>> START RECORDS FOR THE TASK

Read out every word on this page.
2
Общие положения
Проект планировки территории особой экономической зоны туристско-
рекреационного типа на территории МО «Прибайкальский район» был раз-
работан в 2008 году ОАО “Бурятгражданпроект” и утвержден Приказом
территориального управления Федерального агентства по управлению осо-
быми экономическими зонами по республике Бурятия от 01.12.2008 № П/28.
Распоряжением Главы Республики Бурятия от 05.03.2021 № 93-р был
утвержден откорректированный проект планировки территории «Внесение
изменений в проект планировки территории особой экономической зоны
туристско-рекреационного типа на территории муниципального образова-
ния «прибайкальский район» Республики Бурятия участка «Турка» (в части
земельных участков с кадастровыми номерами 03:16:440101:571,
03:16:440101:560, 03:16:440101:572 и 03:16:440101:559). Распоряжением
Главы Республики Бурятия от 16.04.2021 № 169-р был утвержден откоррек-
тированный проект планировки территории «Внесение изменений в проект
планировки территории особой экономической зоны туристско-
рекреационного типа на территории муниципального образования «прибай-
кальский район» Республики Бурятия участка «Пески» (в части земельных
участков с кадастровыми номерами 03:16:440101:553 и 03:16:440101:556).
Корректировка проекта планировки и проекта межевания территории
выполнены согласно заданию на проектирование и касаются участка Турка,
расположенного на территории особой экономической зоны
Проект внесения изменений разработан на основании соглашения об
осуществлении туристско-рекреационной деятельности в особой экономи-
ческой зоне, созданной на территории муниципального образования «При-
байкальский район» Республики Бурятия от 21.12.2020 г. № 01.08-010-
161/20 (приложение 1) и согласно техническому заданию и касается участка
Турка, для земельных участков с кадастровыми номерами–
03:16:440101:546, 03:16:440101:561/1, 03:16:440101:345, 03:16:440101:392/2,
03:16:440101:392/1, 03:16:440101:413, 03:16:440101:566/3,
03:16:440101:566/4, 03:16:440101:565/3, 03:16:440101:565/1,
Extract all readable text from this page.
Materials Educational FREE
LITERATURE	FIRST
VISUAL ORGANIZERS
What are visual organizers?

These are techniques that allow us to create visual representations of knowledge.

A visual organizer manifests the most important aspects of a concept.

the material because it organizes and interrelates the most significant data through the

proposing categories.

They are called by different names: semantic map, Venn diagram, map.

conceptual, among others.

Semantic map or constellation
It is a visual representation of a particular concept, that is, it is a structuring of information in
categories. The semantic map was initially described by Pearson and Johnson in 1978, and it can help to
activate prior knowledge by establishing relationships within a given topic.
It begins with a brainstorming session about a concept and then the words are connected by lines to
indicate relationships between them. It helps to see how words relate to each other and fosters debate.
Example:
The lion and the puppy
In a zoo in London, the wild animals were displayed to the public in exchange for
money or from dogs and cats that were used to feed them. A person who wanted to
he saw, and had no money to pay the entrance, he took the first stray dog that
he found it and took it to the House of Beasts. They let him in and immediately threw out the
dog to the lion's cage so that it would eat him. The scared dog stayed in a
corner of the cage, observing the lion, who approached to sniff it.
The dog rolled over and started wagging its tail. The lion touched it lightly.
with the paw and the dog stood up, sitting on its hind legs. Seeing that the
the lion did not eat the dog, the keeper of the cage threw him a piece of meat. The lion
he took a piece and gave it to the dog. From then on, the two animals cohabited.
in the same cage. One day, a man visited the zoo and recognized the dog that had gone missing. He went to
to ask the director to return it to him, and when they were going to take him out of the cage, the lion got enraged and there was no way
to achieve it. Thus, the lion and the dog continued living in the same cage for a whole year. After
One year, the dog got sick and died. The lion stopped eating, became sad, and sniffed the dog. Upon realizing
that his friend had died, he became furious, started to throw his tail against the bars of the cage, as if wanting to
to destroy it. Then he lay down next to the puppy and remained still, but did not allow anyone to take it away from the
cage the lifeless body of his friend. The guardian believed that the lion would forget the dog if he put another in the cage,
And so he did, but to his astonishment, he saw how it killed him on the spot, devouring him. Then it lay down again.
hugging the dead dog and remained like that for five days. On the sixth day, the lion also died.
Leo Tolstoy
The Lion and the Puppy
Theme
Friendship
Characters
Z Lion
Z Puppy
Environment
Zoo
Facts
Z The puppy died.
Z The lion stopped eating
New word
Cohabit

>> END RECORDS FOR THE TASK

> GIVEN TASK
Write the material out again word for word.

> EXERCISE OUTPUT
Read out every word on this page.
2
Общие положения
Проект планировки территории особой экономической зоны туристско-
рекреационного типа на территории МО «Прибайкальский район» был раз-
работан в 2008 году ОАО “Бурятгражданпроект” и утвержден Приказом
территориального управления Федерального агентства по управлению осо-
быми экономическими зонами по республике Бурятия от 01.12.2008 № П/28.
Распоряжением Главы Республики Бурятия от 05.03.2021 № 93-р был
утвержден откорректированный проект планировки территории «Внесение
изменений в проект планировки территории особой экономической зоны
туристско-рекреационного типа на территории муниципального образова-
ния «прибайкальский район» Республики Бурятия участка «Турка» (в части
земельных участков с кадастровыми номерами 03:16:440101:571,
03:16:440101:560, 03:16:440101:572 и 03:16:440101:559). Распоряжением
Главы Республики Бурятия от 16.04.2021 № 169-р был утвержден откоррек-
тированный проект планировки территории «Внесение изменений в проект
планировки территории особой экономической зоны туристско-
рекреационного типа на территории муниципального образования «прибай-
кальский район» Республики Бурятия участка «Пески» (в части земельных
участков с кадастровыми номерами 03:16:440101:553 и 03:16:440101:556).
Корректировка проекта планировки и проекта межевания территории
выполнены согласно заданию на проектирование и касаются участка Турка,
расположенного на территории особой экономической зоны
Проект внесения изменений разработан на основании соглашения об
осуществлении туристско-рекреационной деятельности в особой экономи-
ческой зоне, созданной на территории муниципального образования «При-
байкальский район» Республики Бурятия от 21.12.2020 г. № 01.08-010-
161/20 (приложение 1) и согласно техническому заданию и касается участка
Турка, для земельных участков с кадастровыми номерами–
03:16:440101:546, 03:16:440101:561/1, 03:16:440101:345, 03:16:440101:392/2,
03:16:440101:392/1, 03:16:440101:413, 03:16:440101:566/3,
03:16:440101:566/4, 03:16:440101:565/3, 03:16:440101:565/1,
Extract all readable text from this page.
Materials Educational FREE
LITERATURE	FIRST
VISUAL ORGANIZERS
What are visual organizers?

These are techniques that allow us to create visual representations of knowledge.

A visual organizer manifests the most important aspects of a concept.

the material because it organizes and interrelates the most significant data through the

proposing categories.

They are called by different names: semantic map, Venn diagram, map.

conceptual, among others.

Semantic map or constellation
It is a visual representation of a particular concept, that is, it is a structuring of information in
categories. The semantic map was initially described by Pearson and Johnson in 1978, and it can help to
activate prior knowledge by establishing relationships within a given topic.
It begins with a brainstorming session about a concept and then the words are connected by lines to
indicate relationships between them. It helps to see how words relate to each other and fosters debate.
Example:
The lion and the puppy
In a zoo in London, the wild animals were displayed to the public in exchange for
money or from dogs and cats that were used to feed them. A person who wanted to
he saw, and had no money to pay the entrance, he took the first stray dog that
he found it and took it to the House of Beasts. They let him in and immediately threw out the
dog to the lion's cage so that it would eat him. The scared dog stayed in a
corner of the cage, observing the lion, who approached to sniff it.
The dog rolled over and started wagging its tail. The lion touched it lightly.
with the paw and the dog stood up, sitting on its hind legs. Seeing that the
the lion did not eat the dog, the keeper of the cage threw him a piece of meat. The lion
he took a piece and gave it to the dog. From then on, the two animals cohabited.
in the same cage. One day, a man visited the zoo and recognized the dog that had gone missing. He went to
to ask the director to return it to him, and when they were going to take him out of the cage, the lion got enraged and there was no way
to achieve it. Thus, the lion and the dog continued living in the same cage for a whole year. After
One year, the dog got sick and died. The lion stopped eating, became sad, and sniffed the dog. Upon realizing
that his friend had died, he became furious, started to throw his tail against the bars of the cage, as if wanting to
to destroy it. Then he lay down next to the puppy and remained still, but did not allow anyone to take it away from the
cage the lifeless body of his friend. The guardian believed that the lion would forget the dog if he put another in the cage,
And so he did, but to his astonishment, he saw how it killed him on the spot, devouring him. Then it lay down again.
hugging the dead dog and remained like that for five days. On the sixth day, the lion also died.
Leo Tolstoy
The Lion and the Puppy
Theme
Friendship
Characters
Z Lion
Z Puppy
Environment
Zoo
Facts
Z The puppy died.
Z The lion stopped eating
New word
Cohabit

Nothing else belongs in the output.